- Requirements: Pictures do not belong in the copy; quote every entry below exactly.
^^^^
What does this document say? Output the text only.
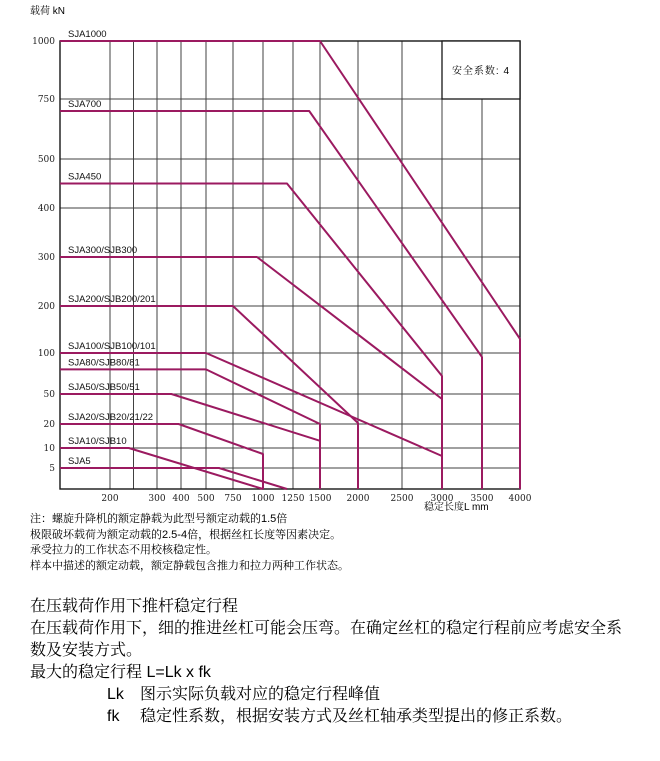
安全系数: 4
SJA1000
SJA700
SJA450
SJA300/SJB300
SJA200/SJB200/201
SJA100/SJB100/101
SJA80/SJB80/81
SJA50/SJB50/51
SJA20/SJB20/21/22
SJA10/SJB10
SJA5
1000
750
500
400
300
200
100
50
20
10
5
200	300 400 500 750 1000 1250 1500 2000 2500 3000 3500 4000
载荷 kN
稳定长度L mm
注：螺旋升降机的额定静载为此型号额定动载的1.5倍
极限破坏载荷为额定动载的2.5-4倍，根据丝杠长度等因素决定。
承受拉力的工作状态不用校核稳定性。
样本中描述的额定动载，额定静载包含推力和拉力两种工作状态。
在压载荷作用下推杆稳定行程
在压载荷作用下，细的推进丝杠可能会压弯。在确定丝杠的稳定行程前应考虑安全系
数及安装方式。
最大的稳定行程 L=Lk x fk
Lk 图示实际负载对应的稳定行程峰值
fk 稳定性系数，根据安装方式及丝杠轴承类型提出的修正系数。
^^^^
- Answer for this exercise:
What does this document say? Output the text only.
安全系数: 4
SJA1000
SJA700
SJA450
SJA300/SJB300
SJA200/SJB200/201
SJA100/SJB100/101
SJA80/SJB80/81
SJA50/SJB50/51
SJA20/SJB20/21/22
SJA10/SJB10
SJA5
1000
750
500
400
300
200
100
50
20
10
5
200	300 400 500 750 1000 1250 1500 2000 2500 3000 3500 4000
载荷 kN
稳定长度L mm
注：螺旋升降机的额定静载为此型号额定动载的1.5倍
极限破坏载荷为额定动载的2.5-4倍，根据丝杠长度等因素决定。
承受拉力的工作状态不用校核稳定性。
样本中描述的额定动载，额定静载包含推力和拉力两种工作状态。
在压载荷作用下推杆稳定行程
在压载荷作用下，细的推进丝杠可能会压弯。在确定丝杠的稳定行程前应考虑安全系
数及安装方式。
最大的稳定行程 L=Lk x fk
Lk 图示实际负载对应的稳定行程峰值
fk 稳定性系数，根据安装方式及丝杠轴承类型提出的修正系数。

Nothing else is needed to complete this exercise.